(Records from a data collection)

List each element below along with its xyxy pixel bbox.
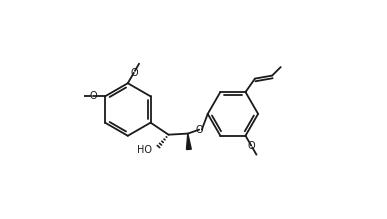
Text: O: O: [247, 141, 255, 150]
Text: O: O: [130, 68, 138, 78]
Polygon shape: [187, 134, 191, 150]
Text: O: O: [89, 91, 97, 101]
Text: O: O: [195, 125, 203, 135]
Text: HO: HO: [137, 145, 152, 155]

*What is asked:*
Convert the lines above into a JSON list of strings with one string per line, skipping blank lines and leaving out the pictures.

*Task output:*
[
  "List each element below along with its xyxy pixel bbox.",
  "Text: O: O: [247, 141, 255, 150]",
  "Text: O: O: [130, 68, 138, 78]",
  "Polygon shape: [187, 134, 191, 150]",
  "Text: O: O: [89, 91, 97, 101]",
  "Text: O: O: [195, 125, 203, 135]",
  "Text: HO: HO: [137, 145, 152, 155]"
]